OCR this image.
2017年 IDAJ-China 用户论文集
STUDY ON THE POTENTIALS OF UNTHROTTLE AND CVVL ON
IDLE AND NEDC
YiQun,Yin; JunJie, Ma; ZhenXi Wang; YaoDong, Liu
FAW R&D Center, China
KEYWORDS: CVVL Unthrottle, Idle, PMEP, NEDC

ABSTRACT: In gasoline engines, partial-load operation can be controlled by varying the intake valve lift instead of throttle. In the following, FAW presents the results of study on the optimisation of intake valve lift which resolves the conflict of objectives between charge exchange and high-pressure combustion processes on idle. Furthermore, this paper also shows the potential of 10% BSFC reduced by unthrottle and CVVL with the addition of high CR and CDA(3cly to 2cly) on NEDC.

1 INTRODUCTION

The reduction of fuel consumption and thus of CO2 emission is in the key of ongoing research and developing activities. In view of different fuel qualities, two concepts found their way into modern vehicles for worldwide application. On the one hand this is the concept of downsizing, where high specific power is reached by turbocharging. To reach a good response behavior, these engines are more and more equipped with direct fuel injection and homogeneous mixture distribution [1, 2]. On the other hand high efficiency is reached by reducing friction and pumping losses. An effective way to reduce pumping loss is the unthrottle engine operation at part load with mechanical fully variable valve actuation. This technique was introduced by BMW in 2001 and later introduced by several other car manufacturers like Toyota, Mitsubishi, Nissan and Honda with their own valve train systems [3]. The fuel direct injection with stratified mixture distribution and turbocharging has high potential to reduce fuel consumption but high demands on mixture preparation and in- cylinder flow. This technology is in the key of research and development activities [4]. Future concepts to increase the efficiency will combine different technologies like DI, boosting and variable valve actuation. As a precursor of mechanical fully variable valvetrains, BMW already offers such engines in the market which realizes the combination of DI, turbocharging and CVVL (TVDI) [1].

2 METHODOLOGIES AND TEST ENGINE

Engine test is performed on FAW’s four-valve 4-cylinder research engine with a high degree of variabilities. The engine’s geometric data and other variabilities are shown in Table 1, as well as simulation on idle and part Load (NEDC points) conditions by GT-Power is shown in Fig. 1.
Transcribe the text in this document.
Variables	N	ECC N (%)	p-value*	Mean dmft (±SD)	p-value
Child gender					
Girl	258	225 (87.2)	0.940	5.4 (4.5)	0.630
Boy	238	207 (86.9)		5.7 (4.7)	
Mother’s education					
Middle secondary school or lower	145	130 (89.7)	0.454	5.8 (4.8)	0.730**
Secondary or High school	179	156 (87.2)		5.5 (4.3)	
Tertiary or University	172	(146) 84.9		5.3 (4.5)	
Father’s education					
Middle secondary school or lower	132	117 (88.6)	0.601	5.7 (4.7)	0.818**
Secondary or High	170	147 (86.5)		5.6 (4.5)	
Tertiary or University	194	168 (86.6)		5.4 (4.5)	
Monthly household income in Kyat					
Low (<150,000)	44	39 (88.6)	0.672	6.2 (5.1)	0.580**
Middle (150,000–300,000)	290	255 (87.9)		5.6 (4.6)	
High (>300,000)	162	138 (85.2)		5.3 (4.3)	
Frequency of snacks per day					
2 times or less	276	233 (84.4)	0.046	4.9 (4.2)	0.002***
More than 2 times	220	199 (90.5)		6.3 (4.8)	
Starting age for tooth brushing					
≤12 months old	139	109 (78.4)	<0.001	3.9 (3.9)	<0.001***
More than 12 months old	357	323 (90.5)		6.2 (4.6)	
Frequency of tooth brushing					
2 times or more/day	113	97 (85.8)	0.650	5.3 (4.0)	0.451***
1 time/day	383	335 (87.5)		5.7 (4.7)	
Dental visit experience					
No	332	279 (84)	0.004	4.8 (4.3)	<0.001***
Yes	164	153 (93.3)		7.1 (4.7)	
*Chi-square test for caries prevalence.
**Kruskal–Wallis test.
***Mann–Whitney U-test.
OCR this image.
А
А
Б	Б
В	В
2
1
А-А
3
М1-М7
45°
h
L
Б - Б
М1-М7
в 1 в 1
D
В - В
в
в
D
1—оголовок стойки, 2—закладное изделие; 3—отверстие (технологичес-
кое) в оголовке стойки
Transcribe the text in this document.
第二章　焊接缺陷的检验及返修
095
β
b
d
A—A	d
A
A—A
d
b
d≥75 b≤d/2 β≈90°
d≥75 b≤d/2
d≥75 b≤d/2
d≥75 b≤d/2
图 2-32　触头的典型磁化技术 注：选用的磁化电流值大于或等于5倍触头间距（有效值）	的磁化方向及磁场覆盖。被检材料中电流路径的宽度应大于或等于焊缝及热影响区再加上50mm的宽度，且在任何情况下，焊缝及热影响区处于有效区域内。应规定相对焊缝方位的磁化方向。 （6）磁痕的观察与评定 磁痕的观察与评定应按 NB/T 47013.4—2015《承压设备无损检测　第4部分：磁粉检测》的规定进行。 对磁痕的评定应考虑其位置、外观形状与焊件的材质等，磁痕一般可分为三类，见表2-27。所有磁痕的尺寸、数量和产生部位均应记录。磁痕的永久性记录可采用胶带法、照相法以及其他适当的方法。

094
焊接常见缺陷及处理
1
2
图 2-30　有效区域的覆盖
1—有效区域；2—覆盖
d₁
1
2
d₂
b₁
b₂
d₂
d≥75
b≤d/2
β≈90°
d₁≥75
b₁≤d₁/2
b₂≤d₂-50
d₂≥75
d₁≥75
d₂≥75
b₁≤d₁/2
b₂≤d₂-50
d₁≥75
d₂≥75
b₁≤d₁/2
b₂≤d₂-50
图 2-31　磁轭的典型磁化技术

Work to complete:
Where a line of the material above holds the string "NEDC", copy that line.

Result below:
IDLE AND NEDC
KEYWORDS: CVVL Unthrottle, Idle, PMEP, NEDC
ABSTRACT: In gasoline engines, partial-load operation can be controlled by varying the intake valve lift instead of throttle. In the following, FAW presents the results of study on the optimisation of intake valve lift which resolves the conflict of objectives between charge exchange and high-pressure combustion processes on idle. Furthermore, this paper also shows the potential of 10% BSFC reduced by unthrottle and CVVL with the addition of high CR and CDA(3cly to 2cly) on NEDC.
Engine test is performed on FAW’s four-valve 4-cylinder research engine with a high degree of variabilities. The engine’s geometric data and other variabilities are shown in Table 1, as well as simulation on idle and part Load (NEDC points) conditions by GT-Power is shown in Fig. 1.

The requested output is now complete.